Copy out the listing that follows, exactly, without its pictures.

(Provided data)
"""

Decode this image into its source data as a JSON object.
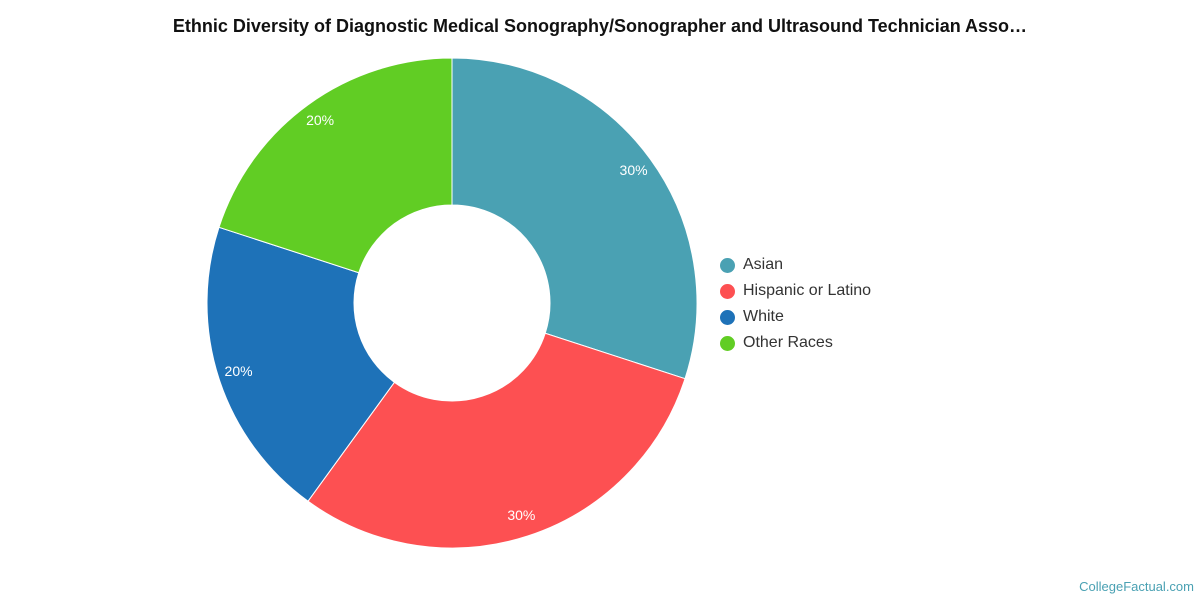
{
  "chart_data": {
    "type": "pie",
    "title": "Ethnic Diversity of Diagnostic Medical Sonography/Sonographer and Ultrasound Technician Asso…",
    "categories": [
      "Asian",
      "Hispanic or Latino",
      "White",
      "Other Races"
    ],
    "values": [
      30,
      30,
      20,
      20
    ],
    "data_labels": [
      "30%",
      "30%",
      "20%",
      "20%"
    ],
    "colors": [
      "#4aa1b3",
      "#fd5052",
      "#1e72b8",
      "#61cd24"
    ],
    "donut": true,
    "legend_position": "right"
  },
  "legend": [
    {
      "label": "Asian",
      "color": "#4aa1b3"
    },
    {
      "label": "Hispanic or Latino",
      "color": "#fd5052"
    },
    {
      "label": "White",
      "color": "#1e72b8"
    },
    {
      "label": "Other Races",
      "color": "#61cd24"
    }
  ],
  "credit": "CollegeFactual.com"
}
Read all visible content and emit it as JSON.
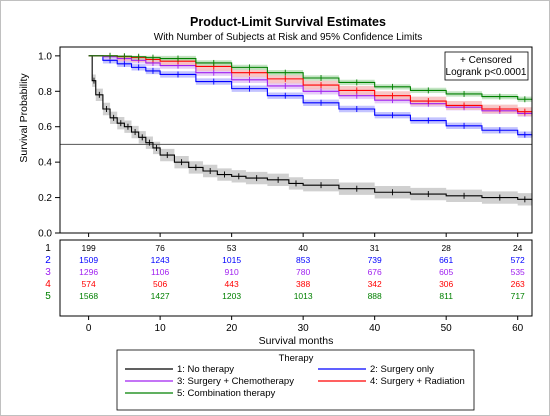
{
  "chart_data": {
    "type": "line",
    "title": "Product-Limit Survival Estimates",
    "subtitle": "With Number of Subjects at Risk and 95% Confidence Limits",
    "xlabel": "Survival months",
    "ylabel": "Survival Probability",
    "xlim": [
      -4,
      62
    ],
    "ylim": [
      0,
      1.05
    ],
    "x_ticks": [
      0,
      10,
      20,
      30,
      40,
      50,
      60
    ],
    "y_ticks": [
      0.0,
      0.2,
      0.4,
      0.6,
      0.8,
      1.0
    ],
    "x_tick_labels": [
      "0",
      "10",
      "20",
      "30",
      "40",
      "50",
      "60"
    ],
    "y_tick_labels": [
      "0.0",
      "0.2",
      "0.4",
      "0.6",
      "0.8",
      "1.0"
    ],
    "reference_line_y": 0.5,
    "grid": false,
    "inset": {
      "line1": "+ Censored",
      "line2": "Logrank p<0.0001"
    },
    "legend": {
      "title": "Therapy",
      "placement": "bottom",
      "entries": [
        "1: No therapy",
        "2: Surgery only",
        "3: Surgery + Chemotherapy",
        "4: Surgery + Radiation",
        "5: Combination therapy"
      ]
    },
    "series": [
      {
        "id": "1",
        "color": "#000000",
        "band": "#c8c8c8",
        "x": [
          0,
          0.5,
          1,
          2,
          3,
          4,
          5,
          6,
          7,
          8,
          9,
          10,
          12,
          14,
          16,
          18,
          20,
          22,
          25,
          28,
          30,
          35,
          40,
          45,
          50,
          55,
          60,
          62
        ],
        "y": [
          1.0,
          0.86,
          0.78,
          0.7,
          0.65,
          0.62,
          0.6,
          0.57,
          0.54,
          0.51,
          0.48,
          0.44,
          0.4,
          0.37,
          0.35,
          0.33,
          0.32,
          0.31,
          0.3,
          0.28,
          0.27,
          0.25,
          0.23,
          0.22,
          0.21,
          0.2,
          0.19,
          0.185
        ],
        "band_half_width": 0.035
      },
      {
        "id": "2",
        "color": "#0000ff",
        "band": "#b9b9ff",
        "x": [
          0,
          2,
          4,
          6,
          8,
          10,
          15,
          20,
          25,
          30,
          35,
          40,
          45,
          50,
          55,
          60,
          62
        ],
        "y": [
          1.0,
          0.975,
          0.955,
          0.935,
          0.915,
          0.895,
          0.855,
          0.815,
          0.775,
          0.735,
          0.7,
          0.665,
          0.635,
          0.605,
          0.58,
          0.555,
          0.545
        ],
        "band_half_width": 0.018
      },
      {
        "id": "3",
        "color": "#a020f0",
        "band": "#e2c4f7",
        "x": [
          0,
          2,
          4,
          6,
          8,
          10,
          15,
          20,
          25,
          30,
          35,
          40,
          45,
          50,
          55,
          60,
          62
        ],
        "y": [
          1.0,
          0.995,
          0.985,
          0.975,
          0.96,
          0.945,
          0.905,
          0.865,
          0.83,
          0.8,
          0.775,
          0.75,
          0.73,
          0.71,
          0.69,
          0.675,
          0.67
        ],
        "band_half_width": 0.018
      },
      {
        "id": "4",
        "color": "#ff0000",
        "band": "#f7bcbc",
        "x": [
          0,
          2,
          4,
          6,
          8,
          10,
          15,
          20,
          25,
          30,
          35,
          40,
          45,
          50,
          55,
          60,
          62
        ],
        "y": [
          1.0,
          1.0,
          0.995,
          0.99,
          0.98,
          0.97,
          0.94,
          0.905,
          0.87,
          0.835,
          0.805,
          0.775,
          0.745,
          0.72,
          0.7,
          0.685,
          0.68
        ],
        "band_half_width": 0.025
      },
      {
        "id": "5",
        "color": "#008000",
        "band": "#b8e0b8",
        "x": [
          0,
          2,
          4,
          6,
          8,
          10,
          15,
          20,
          25,
          30,
          35,
          40,
          45,
          50,
          55,
          60,
          62
        ],
        "y": [
          1.0,
          1.0,
          0.998,
          0.995,
          0.99,
          0.985,
          0.96,
          0.935,
          0.905,
          0.875,
          0.85,
          0.825,
          0.805,
          0.785,
          0.77,
          0.755,
          0.75
        ],
        "band_half_width": 0.015
      }
    ],
    "at_risk": {
      "times": [
        0,
        10,
        20,
        30,
        40,
        50,
        60
      ],
      "rows": [
        {
          "id": "1",
          "color": "#000000",
          "counts": [
            "199",
            "76",
            "53",
            "40",
            "31",
            "28",
            "24"
          ]
        },
        {
          "id": "2",
          "color": "#0000ff",
          "counts": [
            "1509",
            "1243",
            "1015",
            "853",
            "739",
            "661",
            "572"
          ]
        },
        {
          "id": "3",
          "color": "#a020f0",
          "counts": [
            "1296",
            "1106",
            "910",
            "780",
            "676",
            "605",
            "535"
          ]
        },
        {
          "id": "4",
          "color": "#ff0000",
          "counts": [
            "574",
            "506",
            "443",
            "388",
            "342",
            "306",
            "263"
          ]
        },
        {
          "id": "5",
          "color": "#008000",
          "counts": [
            "1568",
            "1427",
            "1203",
            "1013",
            "888",
            "811",
            "717"
          ]
        }
      ]
    }
  }
}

"""

(Correct answer)
Decode this image into its source data as a JSON object.
{
  "chart_data": {
    "type": "pie",
    "title": "Ethnic Diversity of Diagnostic Medical Sonography/Sonographer and Ultrasound Technician Asso…",
    "categories": [
      "Asian",
      "Hispanic or Latino",
      "White",
      "Other Races"
    ],
    "values": [
      30,
      30,
      20,
      20
    ],
    "data_labels": [
      "30%",
      "30%",
      "20%",
      "20%"
    ],
    "colors": [
      "#4aa1b3",
      "#fd5052",
      "#1e72b8",
      "#61cd24"
    ],
    "donut": true,
    "legend_position": "right"
  },
  "legend": [
    {
      "label": "Asian",
      "color": "#4aa1b3"
    },
    {
      "label": "Hispanic or Latino",
      "color": "#fd5052"
    },
    {
      "label": "White",
      "color": "#1e72b8"
    },
    {
      "label": "Other Races",
      "color": "#61cd24"
    }
  ],
  "credit": "CollegeFactual.com"
}
Read all visible content and emit it as JSON.
{
  "chart_data": {
    "type": "line",
    "title": "Product-Limit Survival Estimates",
    "subtitle": "With Number of Subjects at Risk and 95% Confidence Limits",
    "xlabel": "Survival months",
    "ylabel": "Survival Probability",
    "xlim": [
      -4,
      62
    ],
    "ylim": [
      0,
      1.05
    ],
    "x_ticks": [
      0,
      10,
      20,
      30,
      40,
      50,
      60
    ],
    "y_ticks": [
      0.0,
      0.2,
      0.4,
      0.6,
      0.8,
      1.0
    ],
    "x_tick_labels": [
      "0",
      "10",
      "20",
      "30",
      "40",
      "50",
      "60"
    ],
    "y_tick_labels": [
      "0.0",
      "0.2",
      "0.4",
      "0.6",
      "0.8",
      "1.0"
    ],
    "reference_line_y": 0.5,
    "grid": false,
    "inset": {
      "line1": "+ Censored",
      "line2": "Logrank p<0.0001"
    },
    "legend": {
      "title": "Therapy",
      "placement": "bottom",
      "entries": [
        "1: No therapy",
        "2: Surgery only",
        "3: Surgery + Chemotherapy",
        "4: Surgery + Radiation",
        "5: Combination therapy"
      ]
    },
    "series": [
      {
        "id": "1",
        "color": "#000000",
        "band": "#c8c8c8",
        "x": [
          0,
          0.5,
          1,
          2,
          3,
          4,
          5,
          6,
          7,
          8,
          9,
          10,
          12,
          14,
          16,
          18,
          20,
          22,
          25,
          28,
          30,
          35,
          40,
          45,
          50,
          55,
          60,
          62
        ],
        "y": [
          1.0,
          0.86,
          0.78,
          0.7,
          0.65,
          0.62,
          0.6,
          0.57,
          0.54,
          0.51,
          0.48,
          0.44,
          0.4,
          0.37,
          0.35,
          0.33,
          0.32,
          0.31,
          0.3,
          0.28,
          0.27,
          0.25,
          0.23,
          0.22,
          0.21,
          0.2,
          0.19,
          0.185
        ],
        "band_half_width": 0.035
      },
      {
        "id": "2",
        "color": "#0000ff",
        "band": "#b9b9ff",
        "x": [
          0,
          2,
          4,
          6,
          8,
          10,
          15,
          20,
          25,
          30,
          35,
          40,
          45,
          50,
          55,
          60,
          62
        ],
        "y": [
          1.0,
          0.975,
          0.955,
          0.935,
          0.915,
          0.895,
          0.855,
          0.815,
          0.775,
          0.735,
          0.7,
          0.665,
          0.635,
          0.605,
          0.58,
          0.555,
          0.545
        ],
        "band_half_width": 0.018
      },
      {
        "id": "3",
        "color": "#a020f0",
        "band": "#e2c4f7",
        "x": [
          0,
          2,
          4,
          6,
          8,
          10,
          15,
          20,
          25,
          30,
          35,
          40,
          45,
          50,
          55,
          60,
          62
        ],
        "y": [
          1.0,
          0.995,
          0.985,
          0.975,
          0.96,
          0.945,
          0.905,
          0.865,
          0.83,
          0.8,
          0.775,
          0.75,
          0.73,
          0.71,
          0.69,
          0.675,
          0.67
        ],
        "band_half_width": 0.018
      },
      {
        "id": "4",
        "color": "#ff0000",
        "band": "#f7bcbc",
        "x": [
          0,
          2,
          4,
          6,
          8,
          10,
          15,
          20,
          25,
          30,
          35,
          40,
          45,
          50,
          55,
          60,
          62
        ],
        "y": [
          1.0,
          1.0,
          0.995,
          0.99,
          0.98,
          0.97,
          0.94,
          0.905,
          0.87,
          0.835,
          0.805,
          0.775,
          0.745,
          0.72,
          0.7,
          0.685,
          0.68
        ],
        "band_half_width": 0.025
      },
      {
        "id": "5",
        "color": "#008000",
        "band": "#b8e0b8",
        "x": [
          0,
          2,
          4,
          6,
          8,
          10,
          15,
          20,
          25,
          30,
          35,
          40,
          45,
          50,
          55,
          60,
          62
        ],
        "y": [
          1.0,
          1.0,
          0.998,
          0.995,
          0.99,
          0.985,
          0.96,
          0.935,
          0.905,
          0.875,
          0.85,
          0.825,
          0.805,
          0.785,
          0.77,
          0.755,
          0.75
        ],
        "band_half_width": 0.015
      }
    ],
    "at_risk": {
      "times": [
        0,
        10,
        20,
        30,
        40,
        50,
        60
      ],
      "rows": [
        {
          "id": "1",
          "color": "#000000",
          "counts": [
            "199",
            "76",
            "53",
            "40",
            "31",
            "28",
            "24"
          ]
        },
        {
          "id": "2",
          "color": "#0000ff",
          "counts": [
            "1509",
            "1243",
            "1015",
            "853",
            "739",
            "661",
            "572"
          ]
        },
        {
          "id": "3",
          "color": "#a020f0",
          "counts": [
            "1296",
            "1106",
            "910",
            "780",
            "676",
            "605",
            "535"
          ]
        },
        {
          "id": "4",
          "color": "#ff0000",
          "counts": [
            "574",
            "506",
            "443",
            "388",
            "342",
            "306",
            "263"
          ]
        },
        {
          "id": "5",
          "color": "#008000",
          "counts": [
            "1568",
            "1427",
            "1203",
            "1013",
            "888",
            "811",
            "717"
          ]
        }
      ]
    }
  }
}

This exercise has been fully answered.